Whisky
de
Pablo Stoll et Juan Pablo Rebella
1/2
|
|
|
|
Comme chaque
matin, Marta attend son patron Jacques devant le rideau
métallique d’une petite fabrique de chaussettes. Elle
jette un œil inquiet et impatient sur sa montre, alors
que Jacques termine son petit déjeuner pris à la même
table du même café glauque et la rejoint après avoir
échangé un commentaire sibyllin avec un buraliste sur
l’équipe de foot locale. Puis il ouvre le rideau,
Marta se change et prépare le thé du patron qui de son
côté met en route les néons et les vieilles machines
souffreteuses. Le travail peut commencer lorsque deux
jeunes ouvrières viennent les rejoindre.
Régis par l’habitude et ancrés
dans leur vie solitaire, Jacques et Marta forment un duo
que l’on pourrait croire éternel et figé. Mais
Herman, le frère de Jacques, qui possède sa propre
entreprise florissante et moderne de chaussettes, rentre
bientôt au pays pour une cérémonie commémorant le décès
de leur mère. Jacques demande à Marta de se faire
passer pour sa femme, sans que les raisons de cette requête
soient jamais données (sauvegarde des apparences, honte
de sa vie solitaire ?).

### Données fournies
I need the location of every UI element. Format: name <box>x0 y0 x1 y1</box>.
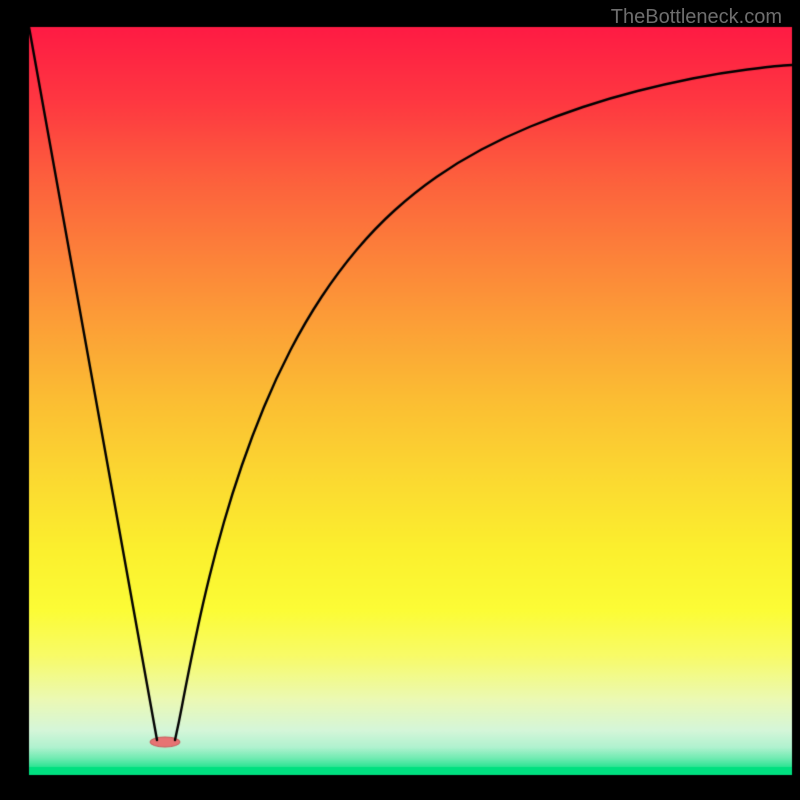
watermark-text: TheBottleneck.com <box>611 6 782 29</box>
chart-canvas <box>0 0 800 800</box>
bottleneck-chart: TheBottleneck.com <box>0 0 800 800</box>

### Problèmes à résoudre
• A. Dans l'extrait sur le film Whisky, que demande Jacques à Marta avant le retour de son frère Herman ?
• B. Recopiez fidèlement tout le passage de l'extrait sur le film Whisky qui va de « Régis par l’habitude » jusqu'à « vie solitaire ?). ».
Les données proviennent d'une autre source que l'extrait.

### Réponses par tâche
• A. Il lui demande de se faire passer pour sa femme.

• B.
Régis par l’habitude et ancrés
dans leur vie solitaire, Jacques et Marta forment un duo
que l’on pourrait croire éternel et figé. Mais
Herman, le frère de Jacques, qui possède sa propre
entreprise florissante et moderne de chaussettes, rentre
bientôt au pays pour une cérémonie commémorant le décès
de leur mère. Jacques demande à Marta de se faire
passer pour sa femme, sans que les raisons de cette requête
soient jamais données (sauvegarde des apparences, honte
de sa vie solitaire ?).